::: Working data :::

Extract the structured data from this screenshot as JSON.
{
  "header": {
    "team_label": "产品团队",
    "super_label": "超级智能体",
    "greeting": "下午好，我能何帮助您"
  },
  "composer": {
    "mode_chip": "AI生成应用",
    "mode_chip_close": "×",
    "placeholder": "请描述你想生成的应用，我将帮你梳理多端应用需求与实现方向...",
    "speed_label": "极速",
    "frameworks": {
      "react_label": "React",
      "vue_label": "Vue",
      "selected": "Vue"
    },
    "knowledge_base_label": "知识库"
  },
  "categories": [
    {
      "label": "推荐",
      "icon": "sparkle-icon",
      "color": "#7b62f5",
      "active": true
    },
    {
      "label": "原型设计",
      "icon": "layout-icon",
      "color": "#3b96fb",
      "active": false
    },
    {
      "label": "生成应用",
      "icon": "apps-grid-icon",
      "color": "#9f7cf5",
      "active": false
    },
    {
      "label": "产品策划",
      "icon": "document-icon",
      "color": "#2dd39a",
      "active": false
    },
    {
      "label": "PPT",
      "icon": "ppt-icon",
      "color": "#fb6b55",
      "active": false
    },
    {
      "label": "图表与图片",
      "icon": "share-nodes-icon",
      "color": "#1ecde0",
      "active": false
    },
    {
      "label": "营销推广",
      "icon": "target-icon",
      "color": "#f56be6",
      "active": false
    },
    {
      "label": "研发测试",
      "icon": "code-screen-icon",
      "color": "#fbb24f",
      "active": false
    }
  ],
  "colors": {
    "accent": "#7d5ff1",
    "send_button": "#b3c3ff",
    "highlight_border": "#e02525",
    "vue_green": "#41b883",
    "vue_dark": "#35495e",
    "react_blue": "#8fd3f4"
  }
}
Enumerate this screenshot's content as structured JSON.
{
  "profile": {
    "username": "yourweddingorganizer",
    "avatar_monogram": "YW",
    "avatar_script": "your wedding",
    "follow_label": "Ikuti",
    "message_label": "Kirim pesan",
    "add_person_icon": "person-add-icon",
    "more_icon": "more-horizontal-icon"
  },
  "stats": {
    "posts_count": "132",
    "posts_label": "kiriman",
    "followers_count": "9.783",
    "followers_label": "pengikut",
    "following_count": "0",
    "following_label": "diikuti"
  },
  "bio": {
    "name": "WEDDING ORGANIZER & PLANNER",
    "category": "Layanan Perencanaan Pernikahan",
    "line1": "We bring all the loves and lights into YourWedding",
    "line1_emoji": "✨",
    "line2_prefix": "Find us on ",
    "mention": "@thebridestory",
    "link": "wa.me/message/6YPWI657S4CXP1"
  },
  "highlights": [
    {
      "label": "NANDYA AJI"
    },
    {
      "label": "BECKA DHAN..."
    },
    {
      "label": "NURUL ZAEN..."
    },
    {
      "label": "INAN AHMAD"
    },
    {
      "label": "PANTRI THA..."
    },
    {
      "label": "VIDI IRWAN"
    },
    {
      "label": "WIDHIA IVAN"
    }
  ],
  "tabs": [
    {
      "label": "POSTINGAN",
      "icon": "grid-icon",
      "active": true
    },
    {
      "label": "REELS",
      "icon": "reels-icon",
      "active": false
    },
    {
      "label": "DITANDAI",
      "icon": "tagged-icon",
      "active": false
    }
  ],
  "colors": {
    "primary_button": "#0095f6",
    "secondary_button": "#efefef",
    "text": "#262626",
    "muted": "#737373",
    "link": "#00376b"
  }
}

:::

### Exercise requirements
Check each line of the data above for the word "screenshot", then state how many lines have it. Give the number alone.

### Task solution
2